Task directions: Retype every entry exactly, character for character.
>>
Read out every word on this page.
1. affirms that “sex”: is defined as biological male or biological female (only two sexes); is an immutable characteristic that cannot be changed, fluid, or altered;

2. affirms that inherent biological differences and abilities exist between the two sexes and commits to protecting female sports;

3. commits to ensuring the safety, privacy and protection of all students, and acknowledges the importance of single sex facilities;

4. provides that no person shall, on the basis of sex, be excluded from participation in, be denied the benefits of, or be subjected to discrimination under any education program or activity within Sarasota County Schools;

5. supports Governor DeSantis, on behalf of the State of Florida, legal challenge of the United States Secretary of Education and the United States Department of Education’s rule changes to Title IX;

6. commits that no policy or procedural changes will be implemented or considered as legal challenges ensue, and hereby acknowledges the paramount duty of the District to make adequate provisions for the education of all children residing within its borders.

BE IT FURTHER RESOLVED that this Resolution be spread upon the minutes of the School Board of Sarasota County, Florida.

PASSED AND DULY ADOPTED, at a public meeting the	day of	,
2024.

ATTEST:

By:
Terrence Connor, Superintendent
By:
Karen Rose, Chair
<<
Result of the task:
Read out every word on this page.
1. affirms that “sex”: is defined as biological male or biological female (only two sexes); is an immutable characteristic that cannot be changed, fluid, or altered;

2. affirms that inherent biological differences and abilities exist between the two sexes and commits to protecting female sports;

3. commits to ensuring the safety, privacy and protection of all students, and acknowledges the importance of single sex facilities;

4. provides that no person shall, on the basis of sex, be excluded from participation in, be denied the benefits of, or be subjected to discrimination under any education program or activity within Sarasota County Schools;

5. supports Governor DeSantis, on behalf of the State of Florida, legal challenge of the United States Secretary of Education and the United States Department of Education’s rule changes to Title IX;

6. commits that no policy or procedural changes will be implemented or considered as legal challenges ensue, and hereby acknowledges the paramount duty of the District to make adequate provisions for the education of all children residing within its borders.

BE IT FURTHER RESOLVED that this Resolution be spread upon the minutes of the School Board of Sarasota County, Florida.

PASSED AND DULY ADOPTED, at a public meeting the	day of	,
2024.

ATTEST:

By:
Terrence Connor, Superintendent
By:
Karen Rose, Chair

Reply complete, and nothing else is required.